## Kutipan Dokumen:
Monday, December 1, 2008

'Landmark', antara Persepsi dan Identitas

Oleh Y. Wibowo
Arsitek-penyair, berdialektik di Sekolah Kebudayaan Lampung (SKL)

Pencitraan sebagai kota asri dengan Program Ayo Bersih-bersih (ABB) yang dicanangkan Wali Kota Bandar Lampung, Eddy Soetrisno, tampaknya tidak hanya sekadar menyingkirkan "sampah" kota. Pembangunan patung muli-meghanai di (orang menyebutnya) "Perempatan Lungsir" yang mendapat sokongan swasta pun kiranya patut mendapat catatan menarik. Sebab, umumnya keberadaan patung sebagai salah satu elemen (landmark) pembentuk ruang yang dapat juga bisa menjadi simbol tempat akan lebih membuat tampilan wajah kota kian menarik, selain membuat penghuni kota merasa memiliki arti dari sebuah bentuk bangunan.

Kebanyakan ilmuwan berpendapat dari segi budaya dan antropologi, ungkapan kota sebagai ekspresi kehidupan orang sebagai pelaku dan pembuatnya adalah paling penting dan sangat perlu diperhatikan. Hal tersebut disebabkan permukiman perkotaan tidak memiliki makna yang berasal dari diri sendiri, tetapi kehidupan di dalamnya.

Ihwal pembangunan patung muli-meghanai sebagai salah satu landmark untuk Kota Bandar Lampung akan menjadi signifikan bagi pemerintah dalam upaya mencitrakan diri. Sebab itu, landmark dimestikan berdiri dengan monumentalitasnya yang khas dengan fungsinya yang jelas. Sementara itu, apa arti landmark agaknya masih perlu dilakukan upaya sosialisasi lebih intensif dan meluas di masyarakat.

***

Landmark adalah sebuah sebutan yang sesungguhnya tidak terlampau populer dalam dunia seni. Sebab, landmark yang artinya "tanda-tanda tempat" atau sebuah "sosok" yang secara sengaja atau tidak sengaja dijadikan titik tengara, tengaran (Jawa: tengeran) satu lingkungan, bisa mengacu bentuk apa saja. Yang seni atau sama sekali yang bukan seni.

## Tugas Tertulis A:
Bisakah Anda mengutip kata demi kata bagian artikel tentang landmark, mulai dari "Ihwal pembangunan patung" sampai ke "meluas di masyarakat."?
## Tugas Tertulis B:
Bisakah Anda menuliskan kembali baris-baris daftar, mulai dari baris yang memuat "Itemize the components" sampai ke baris yang memuat "list-item: – uwzględniono uwagę pana Krzysztofa", dengan mengganti "rysunku planu" menjadi "mapie planu" tanpa mengubah apa pun selain itu? Tampilkan hanya baris-baris tersebut.
Artikel ini dan daftar koordinat sama sekali tidak saling berhubungan.

Daftar koordinat kotak:
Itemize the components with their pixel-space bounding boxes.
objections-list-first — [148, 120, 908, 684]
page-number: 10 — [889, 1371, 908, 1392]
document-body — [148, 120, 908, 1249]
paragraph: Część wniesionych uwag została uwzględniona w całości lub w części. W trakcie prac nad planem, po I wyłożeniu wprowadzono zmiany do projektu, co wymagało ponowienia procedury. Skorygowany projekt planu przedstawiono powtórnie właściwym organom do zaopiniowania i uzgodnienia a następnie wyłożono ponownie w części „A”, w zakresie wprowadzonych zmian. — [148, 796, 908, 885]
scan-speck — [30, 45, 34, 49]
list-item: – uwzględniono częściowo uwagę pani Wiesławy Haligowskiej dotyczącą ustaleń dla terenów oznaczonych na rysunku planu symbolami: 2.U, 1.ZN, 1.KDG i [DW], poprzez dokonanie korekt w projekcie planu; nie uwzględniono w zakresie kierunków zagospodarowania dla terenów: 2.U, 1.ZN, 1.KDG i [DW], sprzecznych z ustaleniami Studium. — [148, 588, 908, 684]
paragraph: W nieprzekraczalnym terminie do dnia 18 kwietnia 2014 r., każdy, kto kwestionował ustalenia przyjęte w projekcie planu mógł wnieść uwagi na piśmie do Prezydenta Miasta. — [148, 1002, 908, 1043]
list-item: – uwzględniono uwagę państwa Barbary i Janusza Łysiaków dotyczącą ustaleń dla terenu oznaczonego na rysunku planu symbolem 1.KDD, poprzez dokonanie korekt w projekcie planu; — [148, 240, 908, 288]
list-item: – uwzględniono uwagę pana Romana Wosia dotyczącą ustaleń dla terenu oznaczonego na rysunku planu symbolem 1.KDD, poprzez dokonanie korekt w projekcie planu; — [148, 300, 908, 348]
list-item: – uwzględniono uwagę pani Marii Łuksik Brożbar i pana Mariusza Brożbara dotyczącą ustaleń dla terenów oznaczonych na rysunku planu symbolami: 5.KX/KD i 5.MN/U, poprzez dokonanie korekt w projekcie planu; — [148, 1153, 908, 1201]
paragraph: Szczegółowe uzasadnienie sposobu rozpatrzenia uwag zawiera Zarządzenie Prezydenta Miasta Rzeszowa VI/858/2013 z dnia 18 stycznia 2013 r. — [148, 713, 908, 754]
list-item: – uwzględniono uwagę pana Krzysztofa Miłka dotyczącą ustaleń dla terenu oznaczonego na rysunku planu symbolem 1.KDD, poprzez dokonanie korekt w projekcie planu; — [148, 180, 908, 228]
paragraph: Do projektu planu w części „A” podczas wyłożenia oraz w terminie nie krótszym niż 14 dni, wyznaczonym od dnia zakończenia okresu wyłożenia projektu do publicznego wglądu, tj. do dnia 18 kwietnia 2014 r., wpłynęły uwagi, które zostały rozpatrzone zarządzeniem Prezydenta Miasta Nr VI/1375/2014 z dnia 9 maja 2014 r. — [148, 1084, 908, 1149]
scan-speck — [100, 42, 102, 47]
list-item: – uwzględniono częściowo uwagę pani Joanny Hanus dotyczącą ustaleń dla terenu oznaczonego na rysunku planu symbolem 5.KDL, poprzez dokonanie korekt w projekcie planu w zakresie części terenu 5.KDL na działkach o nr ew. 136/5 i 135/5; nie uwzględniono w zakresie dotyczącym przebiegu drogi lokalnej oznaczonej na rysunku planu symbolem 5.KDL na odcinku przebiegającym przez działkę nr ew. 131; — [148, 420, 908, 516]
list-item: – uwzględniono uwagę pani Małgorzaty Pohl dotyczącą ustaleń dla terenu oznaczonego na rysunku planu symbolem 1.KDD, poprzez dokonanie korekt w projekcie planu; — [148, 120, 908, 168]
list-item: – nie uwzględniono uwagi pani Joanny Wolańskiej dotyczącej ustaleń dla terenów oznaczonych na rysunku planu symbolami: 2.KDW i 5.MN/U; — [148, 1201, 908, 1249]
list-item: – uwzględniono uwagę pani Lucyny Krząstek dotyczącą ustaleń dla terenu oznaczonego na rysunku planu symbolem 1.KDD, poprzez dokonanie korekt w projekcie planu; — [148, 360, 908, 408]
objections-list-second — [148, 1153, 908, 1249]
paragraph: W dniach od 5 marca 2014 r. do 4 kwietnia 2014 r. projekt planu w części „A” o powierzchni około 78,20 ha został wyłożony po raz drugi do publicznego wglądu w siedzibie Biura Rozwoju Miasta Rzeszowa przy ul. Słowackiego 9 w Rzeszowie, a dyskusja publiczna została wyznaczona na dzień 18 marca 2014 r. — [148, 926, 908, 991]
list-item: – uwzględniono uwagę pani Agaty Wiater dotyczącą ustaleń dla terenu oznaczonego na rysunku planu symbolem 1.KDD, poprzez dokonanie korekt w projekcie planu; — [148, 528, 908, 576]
--
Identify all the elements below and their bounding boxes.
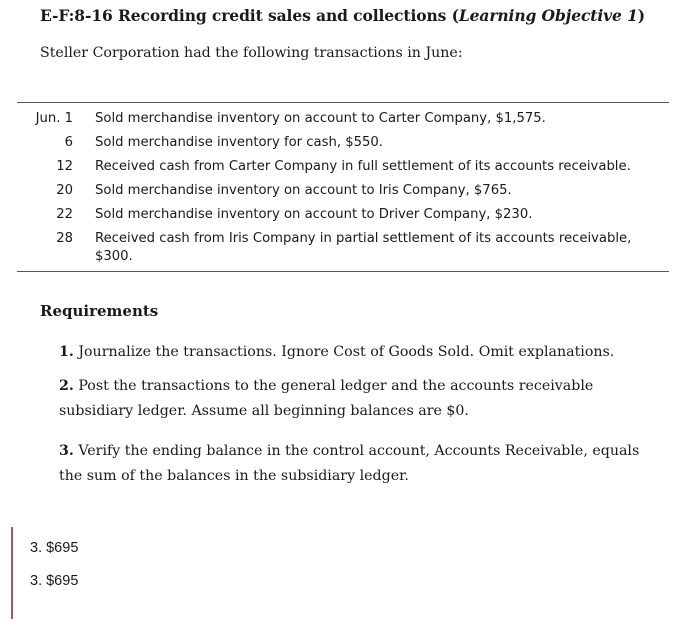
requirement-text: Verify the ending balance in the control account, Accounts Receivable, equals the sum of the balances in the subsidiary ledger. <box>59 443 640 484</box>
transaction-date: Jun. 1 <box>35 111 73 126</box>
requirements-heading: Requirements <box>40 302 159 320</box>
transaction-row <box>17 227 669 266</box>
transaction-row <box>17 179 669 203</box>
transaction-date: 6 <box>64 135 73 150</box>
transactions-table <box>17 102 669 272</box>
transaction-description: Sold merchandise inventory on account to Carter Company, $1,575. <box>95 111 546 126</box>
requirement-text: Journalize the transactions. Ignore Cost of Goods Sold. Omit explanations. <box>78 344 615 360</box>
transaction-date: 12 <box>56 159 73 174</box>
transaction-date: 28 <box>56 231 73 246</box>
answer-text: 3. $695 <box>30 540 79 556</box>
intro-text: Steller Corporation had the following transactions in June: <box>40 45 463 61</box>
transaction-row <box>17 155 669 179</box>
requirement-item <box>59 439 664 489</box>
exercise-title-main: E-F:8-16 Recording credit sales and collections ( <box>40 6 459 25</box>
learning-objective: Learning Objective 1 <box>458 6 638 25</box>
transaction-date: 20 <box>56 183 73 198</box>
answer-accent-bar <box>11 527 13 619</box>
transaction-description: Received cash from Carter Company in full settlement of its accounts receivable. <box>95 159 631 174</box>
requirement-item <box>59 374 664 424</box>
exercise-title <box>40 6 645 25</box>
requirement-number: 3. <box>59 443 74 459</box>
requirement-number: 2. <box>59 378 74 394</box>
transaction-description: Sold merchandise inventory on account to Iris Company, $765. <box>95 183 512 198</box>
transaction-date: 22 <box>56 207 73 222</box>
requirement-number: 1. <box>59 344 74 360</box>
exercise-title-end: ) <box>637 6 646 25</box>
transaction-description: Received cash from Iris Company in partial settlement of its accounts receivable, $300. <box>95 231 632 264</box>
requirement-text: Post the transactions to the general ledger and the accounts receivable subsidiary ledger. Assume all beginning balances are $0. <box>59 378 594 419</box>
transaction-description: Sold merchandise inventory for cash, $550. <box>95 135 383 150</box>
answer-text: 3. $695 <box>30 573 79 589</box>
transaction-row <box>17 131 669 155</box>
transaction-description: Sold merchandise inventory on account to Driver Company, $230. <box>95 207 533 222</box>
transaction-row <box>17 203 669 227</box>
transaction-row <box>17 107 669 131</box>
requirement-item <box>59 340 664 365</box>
---
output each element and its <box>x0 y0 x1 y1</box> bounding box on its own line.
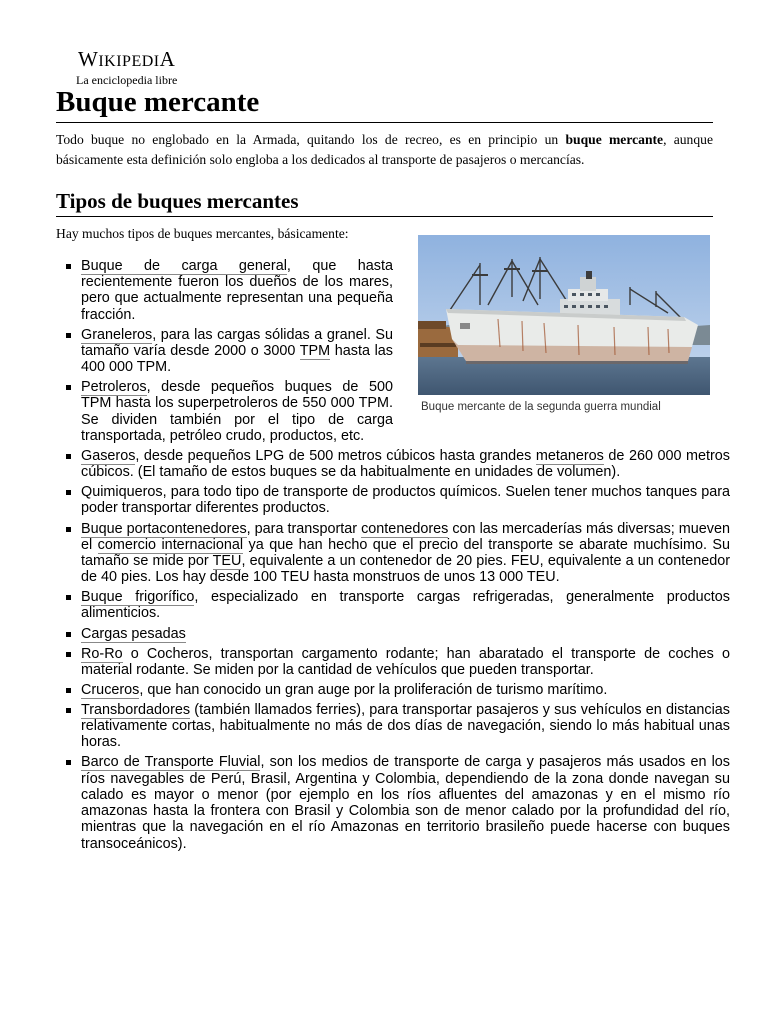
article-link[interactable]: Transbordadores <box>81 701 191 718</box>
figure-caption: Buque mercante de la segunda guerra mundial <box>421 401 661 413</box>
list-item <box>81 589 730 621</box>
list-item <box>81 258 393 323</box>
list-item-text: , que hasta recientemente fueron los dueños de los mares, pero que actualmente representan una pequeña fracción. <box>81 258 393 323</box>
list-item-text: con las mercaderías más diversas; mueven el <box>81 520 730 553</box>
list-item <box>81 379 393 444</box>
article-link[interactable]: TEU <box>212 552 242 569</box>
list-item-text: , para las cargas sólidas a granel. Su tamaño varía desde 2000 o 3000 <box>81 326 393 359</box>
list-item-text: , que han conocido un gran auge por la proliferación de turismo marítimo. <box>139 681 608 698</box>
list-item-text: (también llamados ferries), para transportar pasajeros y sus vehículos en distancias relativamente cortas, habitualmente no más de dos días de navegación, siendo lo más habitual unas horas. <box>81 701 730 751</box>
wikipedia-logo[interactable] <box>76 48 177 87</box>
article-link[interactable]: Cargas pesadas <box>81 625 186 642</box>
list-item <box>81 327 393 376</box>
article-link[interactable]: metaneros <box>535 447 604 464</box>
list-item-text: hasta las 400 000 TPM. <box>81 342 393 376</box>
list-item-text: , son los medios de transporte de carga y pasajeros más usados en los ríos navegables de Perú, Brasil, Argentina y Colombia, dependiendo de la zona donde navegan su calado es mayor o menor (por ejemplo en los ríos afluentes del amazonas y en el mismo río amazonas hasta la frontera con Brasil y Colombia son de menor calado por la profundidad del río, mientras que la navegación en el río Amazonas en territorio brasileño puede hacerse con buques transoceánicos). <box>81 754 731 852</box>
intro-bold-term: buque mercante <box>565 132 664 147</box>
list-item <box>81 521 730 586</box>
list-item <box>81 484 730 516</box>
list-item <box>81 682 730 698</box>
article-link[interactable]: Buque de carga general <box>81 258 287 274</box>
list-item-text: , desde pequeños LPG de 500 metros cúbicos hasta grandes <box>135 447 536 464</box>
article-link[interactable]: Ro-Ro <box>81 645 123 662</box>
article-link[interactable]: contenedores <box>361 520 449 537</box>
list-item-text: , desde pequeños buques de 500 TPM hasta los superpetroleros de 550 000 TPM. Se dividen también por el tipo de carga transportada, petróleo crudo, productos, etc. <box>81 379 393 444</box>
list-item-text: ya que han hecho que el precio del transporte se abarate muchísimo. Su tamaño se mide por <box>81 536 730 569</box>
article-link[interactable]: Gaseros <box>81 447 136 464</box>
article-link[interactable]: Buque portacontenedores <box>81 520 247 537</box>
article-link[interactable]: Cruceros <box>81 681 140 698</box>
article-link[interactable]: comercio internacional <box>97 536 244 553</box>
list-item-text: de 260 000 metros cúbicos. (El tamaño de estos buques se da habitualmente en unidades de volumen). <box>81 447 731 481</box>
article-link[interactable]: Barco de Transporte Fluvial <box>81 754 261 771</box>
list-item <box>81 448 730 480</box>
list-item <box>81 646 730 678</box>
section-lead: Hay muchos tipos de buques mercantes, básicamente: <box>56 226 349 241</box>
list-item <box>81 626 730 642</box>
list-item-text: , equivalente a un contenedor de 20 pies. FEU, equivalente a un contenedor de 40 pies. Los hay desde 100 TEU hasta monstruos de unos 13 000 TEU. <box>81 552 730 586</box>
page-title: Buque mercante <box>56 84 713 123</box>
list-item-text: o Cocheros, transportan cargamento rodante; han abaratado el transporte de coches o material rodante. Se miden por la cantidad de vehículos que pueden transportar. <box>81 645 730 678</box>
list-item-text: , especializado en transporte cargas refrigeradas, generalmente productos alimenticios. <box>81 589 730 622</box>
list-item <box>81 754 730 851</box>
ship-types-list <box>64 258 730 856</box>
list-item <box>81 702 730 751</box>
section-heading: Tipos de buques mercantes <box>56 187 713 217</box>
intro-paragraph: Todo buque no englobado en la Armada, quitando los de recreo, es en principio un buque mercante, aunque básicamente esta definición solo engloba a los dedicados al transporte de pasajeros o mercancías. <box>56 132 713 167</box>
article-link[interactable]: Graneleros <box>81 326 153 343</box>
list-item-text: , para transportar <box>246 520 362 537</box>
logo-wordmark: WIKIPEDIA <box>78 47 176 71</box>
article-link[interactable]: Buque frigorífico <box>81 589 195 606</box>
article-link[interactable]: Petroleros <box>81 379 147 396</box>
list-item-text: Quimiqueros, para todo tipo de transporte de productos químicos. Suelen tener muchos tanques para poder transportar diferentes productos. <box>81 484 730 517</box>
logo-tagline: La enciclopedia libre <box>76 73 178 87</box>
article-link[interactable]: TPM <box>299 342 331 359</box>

## Jawaban Lengkap A:
Ihwal pembangunan patung muli-meghanai sebagai salah satu landmark untuk Kota Bandar Lampung akan menjadi signifikan bagi pemerintah dalam upaya mencitrakan diri. Sebab itu, landmark dimestikan berdiri dengan monumentalitasnya yang khas dengan fungsinya yang jelas. Sementara itu, apa arti landmark agaknya masih perlu dilakukan upaya sosialisasi lebih intensif dan meluas di masyarakat.

## Jawaban Lengkap B:
Itemize the components with their pixel-space bounding boxes.
objections-list-first — [148, 120, 908, 684]
page-number: 10 — [889, 1371, 908, 1392]
document-body — [148, 120, 908, 1249]
paragraph: Część wniesionych uwag została uwzględniona w całości lub w części. W trakcie prac nad planem, po I wyłożeniu wprowadzono zmiany do projektu, co wymagało ponowienia procedury. Skorygowany projekt planu przedstawiono powtórnie właściwym organom do zaopiniowania i uzgodnienia a następnie wyłożono ponownie w części „A”, w zakresie wprowadzonych zmian. — [148, 796, 908, 885]
scan-speck — [30, 45, 34, 49]
list-item: – uwzględniono częściowo uwagę pani Wiesławy Haligowskiej dotyczącą ustaleń dla terenów oznaczonych na mapie planu symbolami: 2.U, 1.ZN, 1.KDG i [DW], poprzez dokonanie korekt w projekcie planu; nie uwzględniono w zakresie kierunków zagospodarowania dla terenów: 2.U, 1.ZN, 1.KDG i [DW], sprzecznych z ustaleniami Studium. — [148, 588, 908, 684]
paragraph: W nieprzekraczalnym terminie do dnia 18 kwietnia 2014 r., każdy, kto kwestionował ustalenia przyjęte w projekcie planu mógł wnieść uwagi na piśmie do Prezydenta Miasta. — [148, 1002, 908, 1043]
list-item: – uwzględniono uwagę państwa Barbary i Janusza Łysiaków dotyczącą ustaleń dla terenu oznaczonego na mapie planu symbolem 1.KDD, poprzez dokonanie korekt w projekcie planu; — [148, 240, 908, 288]
list-item: – uwzględniono uwagę pana Romana Wosia dotyczącą ustaleń dla terenu oznaczonego na mapie planu symbolem 1.KDD, poprzez dokonanie korekt w projekcie planu; — [148, 300, 908, 348]
list-item: – uwzględniono uwagę pani Marii Łuksik Brożbar i pana Mariusza Brożbara dotyczącą ustaleń dla terenów oznaczonych na mapie planu symbolami: 5.KX/KD i 5.MN/U, poprzez dokonanie korekt w projekcie planu; — [148, 1153, 908, 1201]
paragraph: Szczegółowe uzasadnienie sposobu rozpatrzenia uwag zawiera Zarządzenie Prezydenta Miasta Rzeszowa VI/858/2013 z dnia 18 stycznia 2013 r. — [148, 713, 908, 754]
list-item: – uwzględniono uwagę pana Krzysztofa Miłka dotyczącą ustaleń dla terenu oznaczonego na mapie planu symbolem 1.KDD, poprzez dokonanie korekt w projekcie planu; — [148, 180, 908, 228]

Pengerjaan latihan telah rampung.